0: Ok last we left off, Gödel arrived on the scene.
> Steve Kleene: Then Gödel arrived on the scene and there must have been discussions between Church and Gödel, and I don't know how ready Gödel was to embrace the thesis that this was all effectively calculable functions but Church of course is the one that certainly came out explicitly with this.
> Steve Kleene: Then Gödel arrived in the Fall or Spring of the year 1933-34. Gödel was giving his lectures. Gödel had this notion of General Recursive Functions, and the question came up, y'know, well, does this embrace all effectively calculable functions and is it equivalent to lambda definability.
> Steve Kleene: I left Princeton in June of 1935, and of course we already had Church's Thesis in, it must have been the late spring of '34. That's when Gödel was talking about his General Recursive Functions.
> Steve Kleene: You don't happen to have a copy of Introduction to Metamathematics do you?
> Steve Kleene: Well, what Herbrand did in General Recursive Functions as presented by Gödel giving credit for ideas of Herbrand, is something I understand more than what Herbrand published. It was a little note of Herbrand's or a little, y'know, it was something short but whether it was a short note or just a short piece on the end of something else.
>
> _(Kleene thumbs through his book Introduction to Metamathematics: The "frighteningly technical" book mentioned earlier.)_
>
> Gerald Sacks: It's hard to remember everything in that book.

> **DATA ROWS**:
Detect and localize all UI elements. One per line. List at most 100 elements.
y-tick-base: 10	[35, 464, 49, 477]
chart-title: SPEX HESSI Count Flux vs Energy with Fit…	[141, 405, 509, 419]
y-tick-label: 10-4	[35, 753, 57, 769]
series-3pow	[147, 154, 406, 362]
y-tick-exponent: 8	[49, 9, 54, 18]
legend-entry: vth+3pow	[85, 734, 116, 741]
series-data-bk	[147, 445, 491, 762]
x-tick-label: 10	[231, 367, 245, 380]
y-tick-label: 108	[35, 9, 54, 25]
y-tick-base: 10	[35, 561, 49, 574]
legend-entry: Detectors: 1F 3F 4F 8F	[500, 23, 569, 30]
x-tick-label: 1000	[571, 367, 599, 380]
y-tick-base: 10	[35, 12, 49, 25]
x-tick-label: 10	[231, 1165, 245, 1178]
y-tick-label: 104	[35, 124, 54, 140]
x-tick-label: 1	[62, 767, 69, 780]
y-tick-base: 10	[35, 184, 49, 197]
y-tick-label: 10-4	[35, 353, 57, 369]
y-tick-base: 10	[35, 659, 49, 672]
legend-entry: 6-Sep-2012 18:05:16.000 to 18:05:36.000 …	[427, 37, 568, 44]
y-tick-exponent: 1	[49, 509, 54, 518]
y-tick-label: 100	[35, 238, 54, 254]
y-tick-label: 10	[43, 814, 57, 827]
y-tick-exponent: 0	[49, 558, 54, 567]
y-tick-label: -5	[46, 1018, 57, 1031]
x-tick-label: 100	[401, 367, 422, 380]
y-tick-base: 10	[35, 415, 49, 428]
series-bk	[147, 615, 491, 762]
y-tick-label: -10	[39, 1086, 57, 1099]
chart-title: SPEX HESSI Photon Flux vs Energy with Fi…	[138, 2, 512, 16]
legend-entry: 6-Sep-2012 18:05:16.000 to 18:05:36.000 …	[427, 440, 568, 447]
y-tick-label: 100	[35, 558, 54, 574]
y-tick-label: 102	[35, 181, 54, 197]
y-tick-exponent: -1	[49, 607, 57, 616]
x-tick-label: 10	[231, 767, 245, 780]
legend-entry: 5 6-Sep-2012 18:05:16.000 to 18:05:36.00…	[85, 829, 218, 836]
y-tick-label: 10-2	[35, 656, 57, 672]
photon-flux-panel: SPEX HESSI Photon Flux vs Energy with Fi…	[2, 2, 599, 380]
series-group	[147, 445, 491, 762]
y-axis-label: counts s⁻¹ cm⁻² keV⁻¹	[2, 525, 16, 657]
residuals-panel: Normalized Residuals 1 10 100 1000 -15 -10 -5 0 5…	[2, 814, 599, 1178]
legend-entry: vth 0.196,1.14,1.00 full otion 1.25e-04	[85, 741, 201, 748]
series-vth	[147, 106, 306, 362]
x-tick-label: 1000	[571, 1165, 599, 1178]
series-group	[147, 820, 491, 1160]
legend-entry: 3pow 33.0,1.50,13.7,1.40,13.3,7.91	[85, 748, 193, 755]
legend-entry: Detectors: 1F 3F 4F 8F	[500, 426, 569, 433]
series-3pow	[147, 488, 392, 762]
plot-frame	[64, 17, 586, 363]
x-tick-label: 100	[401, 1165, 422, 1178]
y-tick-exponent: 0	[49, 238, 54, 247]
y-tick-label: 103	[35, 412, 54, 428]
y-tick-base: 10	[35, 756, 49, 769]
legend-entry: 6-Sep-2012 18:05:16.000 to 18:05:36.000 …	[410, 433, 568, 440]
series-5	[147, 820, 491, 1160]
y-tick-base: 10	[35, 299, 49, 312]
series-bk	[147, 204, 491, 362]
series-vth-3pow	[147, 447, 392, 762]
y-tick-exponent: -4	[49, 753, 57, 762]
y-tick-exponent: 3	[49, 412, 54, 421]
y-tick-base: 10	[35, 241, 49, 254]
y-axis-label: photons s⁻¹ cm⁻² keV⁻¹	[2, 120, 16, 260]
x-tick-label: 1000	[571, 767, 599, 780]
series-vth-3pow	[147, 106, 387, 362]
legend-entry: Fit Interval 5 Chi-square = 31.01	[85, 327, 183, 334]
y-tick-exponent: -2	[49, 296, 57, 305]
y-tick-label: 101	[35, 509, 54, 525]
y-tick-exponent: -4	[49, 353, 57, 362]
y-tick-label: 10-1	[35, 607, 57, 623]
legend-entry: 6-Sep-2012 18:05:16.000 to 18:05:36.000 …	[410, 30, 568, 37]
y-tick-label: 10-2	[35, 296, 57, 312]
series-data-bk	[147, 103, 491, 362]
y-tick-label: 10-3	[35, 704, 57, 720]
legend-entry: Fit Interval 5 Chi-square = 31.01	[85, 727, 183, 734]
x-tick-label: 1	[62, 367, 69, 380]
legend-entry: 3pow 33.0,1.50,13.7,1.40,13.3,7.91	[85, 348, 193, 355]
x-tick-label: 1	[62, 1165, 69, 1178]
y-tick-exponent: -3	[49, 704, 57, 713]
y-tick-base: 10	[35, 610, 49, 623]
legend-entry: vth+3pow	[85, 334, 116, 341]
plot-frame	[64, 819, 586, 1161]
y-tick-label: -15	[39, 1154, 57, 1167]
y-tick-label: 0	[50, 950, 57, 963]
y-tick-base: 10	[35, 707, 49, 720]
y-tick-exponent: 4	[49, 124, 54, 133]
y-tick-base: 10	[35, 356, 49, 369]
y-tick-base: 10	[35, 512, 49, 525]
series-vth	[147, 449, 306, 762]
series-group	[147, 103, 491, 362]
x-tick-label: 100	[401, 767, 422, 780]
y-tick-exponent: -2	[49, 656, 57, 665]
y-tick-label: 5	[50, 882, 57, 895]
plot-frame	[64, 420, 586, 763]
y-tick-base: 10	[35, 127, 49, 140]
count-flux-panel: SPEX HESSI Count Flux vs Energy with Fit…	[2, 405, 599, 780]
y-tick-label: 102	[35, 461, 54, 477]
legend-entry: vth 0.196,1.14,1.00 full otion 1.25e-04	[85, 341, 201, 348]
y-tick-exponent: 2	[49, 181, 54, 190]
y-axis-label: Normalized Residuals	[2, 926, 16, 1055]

> **GIVEN PROBLEM A**:
Copy the listing from its first line through the line containing "767, 245, 780]", both included.
> **GIVEN PROBLEM B**:
Pick up the interview about Gödel and Church's Thesis where it stops.

> **EXPECTED ANSWER A**:
Detect and localize all UI elements. One per line. List at most 100 elements.
y-tick-base: 10	[35, 464, 49, 477]
chart-title: SPEX HESSI Count Flux vs Energy with Fit…	[141, 405, 509, 419]
y-tick-label: 10-4	[35, 753, 57, 769]
series-3pow	[147, 154, 406, 362]
y-tick-exponent: 8	[49, 9, 54, 18]
legend-entry: vth+3pow	[85, 734, 116, 741]
series-data-bk	[147, 445, 491, 762]
x-tick-label: 10	[231, 367, 245, 380]
y-tick-label: 108	[35, 9, 54, 25]
y-tick-base: 10	[35, 561, 49, 574]
legend-entry: Detectors: 1F 3F 4F 8F	[500, 23, 569, 30]
x-tick-label: 1000	[571, 367, 599, 380]
y-tick-base: 10	[35, 12, 49, 25]
x-tick-label: 10	[231, 1165, 245, 1178]
y-tick-label: 104	[35, 124, 54, 140]
x-tick-label: 1	[62, 767, 69, 780]
y-tick-base: 10	[35, 184, 49, 197]
y-tick-label: 10-4	[35, 353, 57, 369]
y-tick-base: 10	[35, 659, 49, 672]
legend-entry: 6-Sep-2012 18:05:16.000 to 18:05:36.000 …	[427, 37, 568, 44]
y-tick-exponent: 1	[49, 509, 54, 518]
y-tick-label: 100	[35, 238, 54, 254]
y-tick-label: 10	[43, 814, 57, 827]
y-tick-exponent: 0	[49, 558, 54, 567]
y-tick-label: -5	[46, 1018, 57, 1031]
x-tick-label: 100	[401, 367, 422, 380]
y-tick-base: 10	[35, 415, 49, 428]
series-bk	[147, 615, 491, 762]
y-tick-label: -10	[39, 1086, 57, 1099]
chart-title: SPEX HESSI Photon Flux vs Energy with Fi…	[138, 2, 512, 16]
legend-entry: 6-Sep-2012 18:05:16.000 to 18:05:36.000 …	[427, 440, 568, 447]
y-tick-label: 100	[35, 558, 54, 574]
y-tick-label: 102	[35, 181, 54, 197]
y-tick-exponent: -1	[49, 607, 57, 616]
x-tick-label: 10	[231, 767, 245, 780]

> **EXPECTED ANSWER B**:
>
> _(Everyone laughs.)_
>
> Some Famous Logician: I knew it for a week or two when I had to take my exams. But I must say a few have slipped my mind.
>
> Steve Kleene: It helps to have written it.
>
> C. C. Chang: I don't even remember what's in _Model Theory_ anymore.
1: What's _Model Theory_?
0: A part of foundations of mathematics. But in this case it's a book that guy wrote.
![[chang-forgets-whats-in-model-theory.png]]
> Gerald Sacks: Rosser made me go through it.
>
> Steve Kleene: _(Continues thumbing through his book.)_ I thought I'd get a reference here to Gödel having claimed that resolvability in this particular system was independent of the system... Let me see... "Remarks contributed to a discussion of _(In a French accent mixed with German, correctness unclear)_ _Une discussion sur Grundlagen der Mathematik."_ It comes from that conference. I'll have to look it up to see which one it was in.
---
## Mr Why
TODO: 1 should say something about how we need to cover who Godel's history like we did for Church.
TODO: 0 should be reluctant to cover this stuff because of how often it's covered elsewhere.
TODO: 1 convinces 0.
TODO: Write a dialogue that includes an important subset of the pictures below in Anti-gist format.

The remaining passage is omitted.